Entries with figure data
>>>>
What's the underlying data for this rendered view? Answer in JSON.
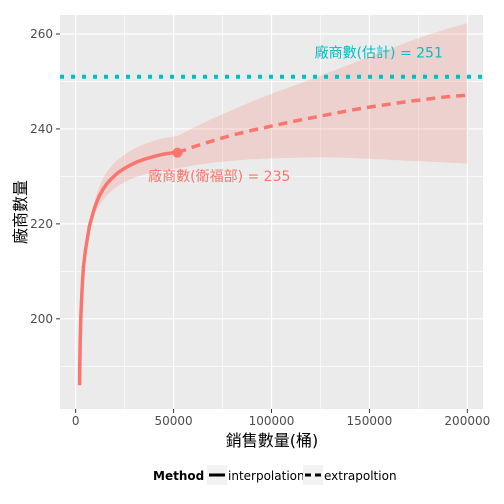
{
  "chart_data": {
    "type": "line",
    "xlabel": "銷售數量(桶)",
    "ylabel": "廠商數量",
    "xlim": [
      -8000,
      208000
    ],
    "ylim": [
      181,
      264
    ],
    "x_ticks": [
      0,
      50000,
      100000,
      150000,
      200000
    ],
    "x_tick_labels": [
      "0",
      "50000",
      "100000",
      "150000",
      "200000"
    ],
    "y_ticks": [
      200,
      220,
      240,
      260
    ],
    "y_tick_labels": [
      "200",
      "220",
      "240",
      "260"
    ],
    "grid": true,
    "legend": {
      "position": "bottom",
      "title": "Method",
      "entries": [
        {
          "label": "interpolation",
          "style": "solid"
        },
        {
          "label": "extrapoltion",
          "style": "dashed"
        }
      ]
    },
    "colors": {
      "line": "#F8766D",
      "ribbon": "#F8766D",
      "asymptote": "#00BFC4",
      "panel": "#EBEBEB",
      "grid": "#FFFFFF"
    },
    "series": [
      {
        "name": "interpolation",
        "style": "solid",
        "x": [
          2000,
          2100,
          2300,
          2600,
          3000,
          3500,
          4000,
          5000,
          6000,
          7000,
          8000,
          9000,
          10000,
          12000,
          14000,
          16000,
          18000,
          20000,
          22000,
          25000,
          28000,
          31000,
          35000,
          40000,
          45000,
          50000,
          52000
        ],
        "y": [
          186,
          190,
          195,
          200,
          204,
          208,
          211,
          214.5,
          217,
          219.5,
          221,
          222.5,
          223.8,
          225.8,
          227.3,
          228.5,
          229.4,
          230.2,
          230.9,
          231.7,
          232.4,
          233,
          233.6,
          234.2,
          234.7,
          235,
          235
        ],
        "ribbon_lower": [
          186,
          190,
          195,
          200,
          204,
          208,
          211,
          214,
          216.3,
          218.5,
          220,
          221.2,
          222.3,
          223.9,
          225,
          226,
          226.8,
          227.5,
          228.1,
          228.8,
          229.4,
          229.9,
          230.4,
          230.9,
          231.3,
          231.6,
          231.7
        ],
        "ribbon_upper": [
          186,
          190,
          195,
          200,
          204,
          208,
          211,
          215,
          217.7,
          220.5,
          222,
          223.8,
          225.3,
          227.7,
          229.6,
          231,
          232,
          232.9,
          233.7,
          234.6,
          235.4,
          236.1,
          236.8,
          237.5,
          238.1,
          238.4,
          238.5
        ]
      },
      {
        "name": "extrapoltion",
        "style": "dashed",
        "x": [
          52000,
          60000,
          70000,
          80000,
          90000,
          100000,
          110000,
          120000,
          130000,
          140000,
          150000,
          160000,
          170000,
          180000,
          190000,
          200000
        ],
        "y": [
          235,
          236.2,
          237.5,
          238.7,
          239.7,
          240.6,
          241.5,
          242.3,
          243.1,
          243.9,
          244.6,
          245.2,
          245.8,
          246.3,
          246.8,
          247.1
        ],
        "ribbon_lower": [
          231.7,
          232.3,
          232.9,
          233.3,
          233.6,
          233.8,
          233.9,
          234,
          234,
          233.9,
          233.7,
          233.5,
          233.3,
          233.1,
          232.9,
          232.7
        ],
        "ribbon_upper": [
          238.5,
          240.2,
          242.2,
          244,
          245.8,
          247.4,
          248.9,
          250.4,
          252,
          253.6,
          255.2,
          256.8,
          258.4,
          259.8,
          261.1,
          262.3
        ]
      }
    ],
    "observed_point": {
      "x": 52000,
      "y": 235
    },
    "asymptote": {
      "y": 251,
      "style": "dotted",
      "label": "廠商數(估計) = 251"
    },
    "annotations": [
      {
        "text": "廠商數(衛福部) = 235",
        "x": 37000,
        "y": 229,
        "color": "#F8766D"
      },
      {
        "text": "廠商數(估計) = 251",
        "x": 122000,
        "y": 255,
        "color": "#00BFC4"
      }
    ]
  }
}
<<<<
>>>>
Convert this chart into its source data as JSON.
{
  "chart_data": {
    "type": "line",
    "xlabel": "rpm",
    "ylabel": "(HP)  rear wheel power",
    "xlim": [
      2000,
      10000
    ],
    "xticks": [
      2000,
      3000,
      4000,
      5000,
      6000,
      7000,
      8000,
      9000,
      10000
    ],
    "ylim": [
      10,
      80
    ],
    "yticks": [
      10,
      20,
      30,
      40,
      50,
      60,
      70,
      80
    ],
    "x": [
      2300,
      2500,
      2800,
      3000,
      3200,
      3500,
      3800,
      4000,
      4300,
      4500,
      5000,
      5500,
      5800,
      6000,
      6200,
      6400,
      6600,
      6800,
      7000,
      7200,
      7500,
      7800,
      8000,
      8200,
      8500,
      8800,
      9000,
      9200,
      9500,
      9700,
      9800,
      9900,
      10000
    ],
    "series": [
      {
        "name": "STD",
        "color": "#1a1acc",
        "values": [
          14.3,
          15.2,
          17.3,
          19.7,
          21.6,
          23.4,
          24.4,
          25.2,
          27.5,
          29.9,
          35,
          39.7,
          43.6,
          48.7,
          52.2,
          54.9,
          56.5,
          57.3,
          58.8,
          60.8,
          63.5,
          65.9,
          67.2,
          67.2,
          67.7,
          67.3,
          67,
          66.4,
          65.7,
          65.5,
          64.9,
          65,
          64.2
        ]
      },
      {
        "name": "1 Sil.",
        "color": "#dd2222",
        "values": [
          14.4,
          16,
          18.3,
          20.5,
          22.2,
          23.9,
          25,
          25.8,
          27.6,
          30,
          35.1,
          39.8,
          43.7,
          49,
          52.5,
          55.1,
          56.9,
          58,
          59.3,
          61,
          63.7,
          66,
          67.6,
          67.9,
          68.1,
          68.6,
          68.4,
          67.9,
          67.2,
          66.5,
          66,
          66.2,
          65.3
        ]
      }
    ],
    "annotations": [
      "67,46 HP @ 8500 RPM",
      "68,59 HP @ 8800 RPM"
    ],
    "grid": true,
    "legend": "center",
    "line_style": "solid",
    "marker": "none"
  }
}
<<<<
[What to do] Look through the entries above. Extract each line with the word "name".

[The completed task]
        "name": "interpolation",
        "name": "extrapoltion",
        "name": "STD",
        "name": "1 Sil.",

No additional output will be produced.